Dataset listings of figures
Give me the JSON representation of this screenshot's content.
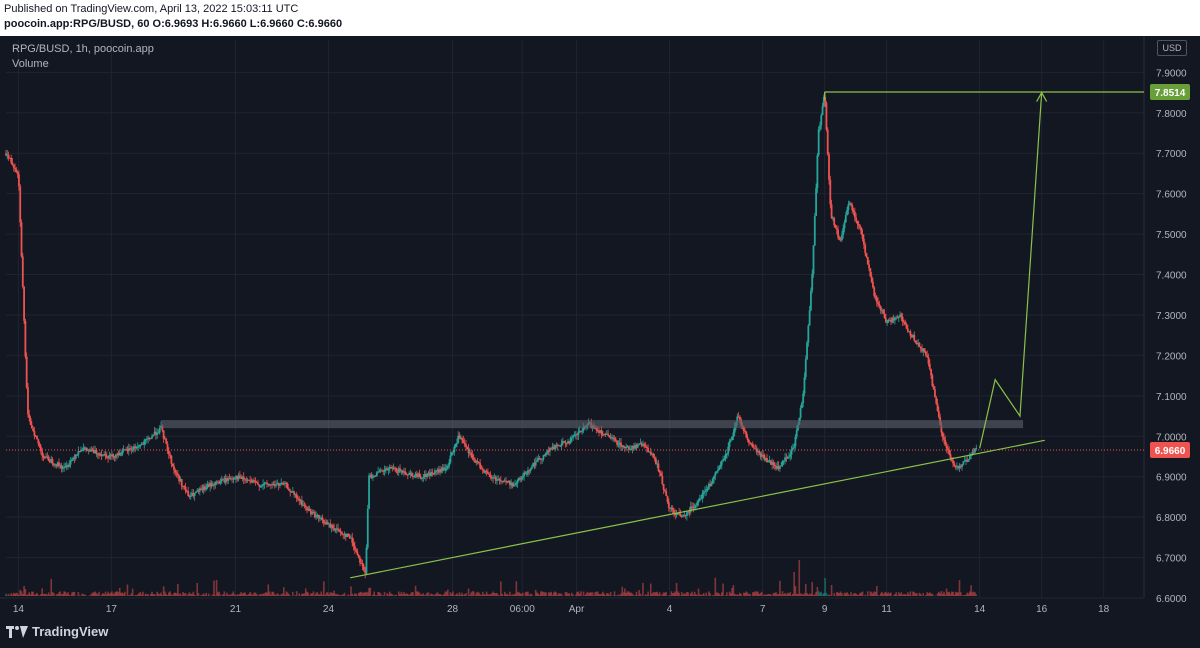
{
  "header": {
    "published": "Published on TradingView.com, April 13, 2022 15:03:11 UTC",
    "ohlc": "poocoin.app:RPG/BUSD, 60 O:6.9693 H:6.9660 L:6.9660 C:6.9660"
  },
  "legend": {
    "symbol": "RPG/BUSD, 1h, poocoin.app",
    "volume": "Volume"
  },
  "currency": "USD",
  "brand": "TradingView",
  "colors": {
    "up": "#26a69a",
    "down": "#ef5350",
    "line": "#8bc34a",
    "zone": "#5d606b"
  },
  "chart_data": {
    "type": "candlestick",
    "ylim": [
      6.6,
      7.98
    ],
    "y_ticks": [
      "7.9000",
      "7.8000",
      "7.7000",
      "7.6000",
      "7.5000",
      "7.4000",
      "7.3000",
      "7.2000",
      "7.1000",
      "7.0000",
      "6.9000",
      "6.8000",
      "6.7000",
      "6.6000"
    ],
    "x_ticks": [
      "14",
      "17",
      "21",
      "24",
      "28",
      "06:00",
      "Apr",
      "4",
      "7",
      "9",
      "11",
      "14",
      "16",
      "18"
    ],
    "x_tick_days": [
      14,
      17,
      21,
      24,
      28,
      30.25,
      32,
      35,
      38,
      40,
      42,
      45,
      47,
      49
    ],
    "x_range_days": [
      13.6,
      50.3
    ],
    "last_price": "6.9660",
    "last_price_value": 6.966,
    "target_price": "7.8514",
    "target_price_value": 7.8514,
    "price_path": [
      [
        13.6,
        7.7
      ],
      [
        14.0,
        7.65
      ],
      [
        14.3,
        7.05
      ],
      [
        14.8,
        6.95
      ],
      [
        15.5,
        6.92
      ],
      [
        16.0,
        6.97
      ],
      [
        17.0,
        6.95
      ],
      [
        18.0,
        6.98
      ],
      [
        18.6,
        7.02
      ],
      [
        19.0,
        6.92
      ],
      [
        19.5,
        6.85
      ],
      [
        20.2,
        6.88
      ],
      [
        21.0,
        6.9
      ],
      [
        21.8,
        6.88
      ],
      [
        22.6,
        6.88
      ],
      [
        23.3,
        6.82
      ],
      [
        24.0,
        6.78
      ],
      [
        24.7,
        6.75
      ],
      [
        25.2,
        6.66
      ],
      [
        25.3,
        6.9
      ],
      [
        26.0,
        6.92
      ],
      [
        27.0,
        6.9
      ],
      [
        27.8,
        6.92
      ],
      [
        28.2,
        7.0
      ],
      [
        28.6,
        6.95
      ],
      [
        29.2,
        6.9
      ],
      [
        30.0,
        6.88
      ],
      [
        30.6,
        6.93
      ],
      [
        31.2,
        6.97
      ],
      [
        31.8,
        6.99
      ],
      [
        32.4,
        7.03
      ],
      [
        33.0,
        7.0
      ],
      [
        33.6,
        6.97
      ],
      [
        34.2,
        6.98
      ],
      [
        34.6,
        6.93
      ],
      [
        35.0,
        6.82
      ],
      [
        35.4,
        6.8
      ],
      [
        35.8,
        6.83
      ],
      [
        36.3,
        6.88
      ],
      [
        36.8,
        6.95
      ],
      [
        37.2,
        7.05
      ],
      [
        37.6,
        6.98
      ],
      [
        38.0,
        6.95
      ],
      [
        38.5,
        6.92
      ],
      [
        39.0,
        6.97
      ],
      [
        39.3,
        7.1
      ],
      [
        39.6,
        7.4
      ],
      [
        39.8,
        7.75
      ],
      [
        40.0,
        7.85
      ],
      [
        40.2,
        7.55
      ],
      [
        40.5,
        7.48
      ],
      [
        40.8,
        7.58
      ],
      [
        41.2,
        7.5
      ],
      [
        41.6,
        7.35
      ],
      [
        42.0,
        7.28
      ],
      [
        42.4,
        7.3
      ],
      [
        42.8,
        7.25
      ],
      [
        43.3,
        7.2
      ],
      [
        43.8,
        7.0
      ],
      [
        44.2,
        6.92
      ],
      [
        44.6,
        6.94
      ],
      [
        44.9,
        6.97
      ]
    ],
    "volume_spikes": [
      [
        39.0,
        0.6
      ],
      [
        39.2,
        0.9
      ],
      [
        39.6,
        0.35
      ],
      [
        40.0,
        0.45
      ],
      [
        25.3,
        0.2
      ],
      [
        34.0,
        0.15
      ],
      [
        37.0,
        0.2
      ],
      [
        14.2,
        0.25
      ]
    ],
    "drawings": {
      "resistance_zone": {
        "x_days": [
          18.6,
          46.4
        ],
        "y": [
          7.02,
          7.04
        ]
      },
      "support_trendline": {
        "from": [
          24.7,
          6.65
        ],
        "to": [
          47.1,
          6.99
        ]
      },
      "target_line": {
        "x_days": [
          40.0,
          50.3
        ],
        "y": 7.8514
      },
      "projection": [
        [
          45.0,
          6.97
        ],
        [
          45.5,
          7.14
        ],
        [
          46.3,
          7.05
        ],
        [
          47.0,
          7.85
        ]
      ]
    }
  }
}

### Objective
Make an exact copy of the data, leaving its pictures out.

### Exercise output
Give me the JSON representation of this screenshot's content.
{
  "header": {
    "published": "Published on TradingView.com, April 13, 2022 15:03:11 UTC",
    "ohlc": "poocoin.app:RPG/BUSD, 60 O:6.9693 H:6.9660 L:6.9660 C:6.9660"
  },
  "legend": {
    "symbol": "RPG/BUSD, 1h, poocoin.app",
    "volume": "Volume"
  },
  "currency": "USD",
  "brand": "TradingView",
  "colors": {
    "up": "#26a69a",
    "down": "#ef5350",
    "line": "#8bc34a",
    "zone": "#5d606b"
  },
  "chart_data": {
    "type": "candlestick",
    "ylim": [
      6.6,
      7.98
    ],
    "y_ticks": [
      "7.9000",
      "7.8000",
      "7.7000",
      "7.6000",
      "7.5000",
      "7.4000",
      "7.3000",
      "7.2000",
      "7.1000",
      "7.0000",
      "6.9000",
      "6.8000",
      "6.7000",
      "6.6000"
    ],
    "x_ticks": [
      "14",
      "17",
      "21",
      "24",
      "28",
      "06:00",
      "Apr",
      "4",
      "7",
      "9",
      "11",
      "14",
      "16",
      "18"
    ],
    "x_tick_days": [
      14,
      17,
      21,
      24,
      28,
      30.25,
      32,
      35,
      38,
      40,
      42,
      45,
      47,
      49
    ],
    "x_range_days": [
      13.6,
      50.3
    ],
    "last_price": "6.9660",
    "last_price_value": 6.966,
    "target_price": "7.8514",
    "target_price_value": 7.8514,
    "price_path": [
      [
        13.6,
        7.7
      ],
      [
        14.0,
        7.65
      ],
      [
        14.3,
        7.05
      ],
      [
        14.8,
        6.95
      ],
      [
        15.5,
        6.92
      ],
      [
        16.0,
        6.97
      ],
      [
        17.0,
        6.95
      ],
      [
        18.0,
        6.98
      ],
      [
        18.6,
        7.02
      ],
      [
        19.0,
        6.92
      ],
      [
        19.5,
        6.85
      ],
      [
        20.2,
        6.88
      ],
      [
        21.0,
        6.9
      ],
      [
        21.8,
        6.88
      ],
      [
        22.6,
        6.88
      ],
      [
        23.3,
        6.82
      ],
      [
        24.0,
        6.78
      ],
      [
        24.7,
        6.75
      ],
      [
        25.2,
        6.66
      ],
      [
        25.3,
        6.9
      ],
      [
        26.0,
        6.92
      ],
      [
        27.0,
        6.9
      ],
      [
        27.8,
        6.92
      ],
      [
        28.2,
        7.0
      ],
      [
        28.6,
        6.95
      ],
      [
        29.2,
        6.9
      ],
      [
        30.0,
        6.88
      ],
      [
        30.6,
        6.93
      ],
      [
        31.2,
        6.97
      ],
      [
        31.8,
        6.99
      ],
      [
        32.4,
        7.03
      ],
      [
        33.0,
        7.0
      ],
      [
        33.6,
        6.97
      ],
      [
        34.2,
        6.98
      ],
      [
        34.6,
        6.93
      ],
      [
        35.0,
        6.82
      ],
      [
        35.4,
        6.8
      ],
      [
        35.8,
        6.83
      ],
      [
        36.3,
        6.88
      ],
      [
        36.8,
        6.95
      ],
      [
        37.2,
        7.05
      ],
      [
        37.6,
        6.98
      ],
      [
        38.0,
        6.95
      ],
      [
        38.5,
        6.92
      ],
      [
        39.0,
        6.97
      ],
      [
        39.3,
        7.1
      ],
      [
        39.6,
        7.4
      ],
      [
        39.8,
        7.75
      ],
      [
        40.0,
        7.85
      ],
      [
        40.2,
        7.55
      ],
      [
        40.5,
        7.48
      ],
      [
        40.8,
        7.58
      ],
      [
        41.2,
        7.5
      ],
      [
        41.6,
        7.35
      ],
      [
        42.0,
        7.28
      ],
      [
        42.4,
        7.3
      ],
      [
        42.8,
        7.25
      ],
      [
        43.3,
        7.2
      ],
      [
        43.8,
        7.0
      ],
      [
        44.2,
        6.92
      ],
      [
        44.6,
        6.94
      ],
      [
        44.9,
        6.97
      ]
    ],
    "volume_spikes": [
      [
        39.0,
        0.6
      ],
      [
        39.2,
        0.9
      ],
      [
        39.6,
        0.35
      ],
      [
        40.0,
        0.45
      ],
      [
        25.3,
        0.2
      ],
      [
        34.0,
        0.15
      ],
      [
        37.0,
        0.2
      ],
      [
        14.2,
        0.25
      ]
    ],
    "drawings": {
      "resistance_zone": {
        "x_days": [
          18.6,
          46.4
        ],
        "y": [
          7.02,
          7.04
        ]
      },
      "support_trendline": {
        "from": [
          24.7,
          6.65
        ],
        "to": [
          47.1,
          6.99
        ]
      },
      "target_line": {
        "x_days": [
          40.0,
          50.3
        ],
        "y": 7.8514
      },
      "projection": [
        [
          45.0,
          6.97
        ],
        [
          45.5,
          7.14
        ],
        [
          46.3,
          7.05
        ],
        [
          47.0,
          7.85
        ]
      ]
    }
  }
}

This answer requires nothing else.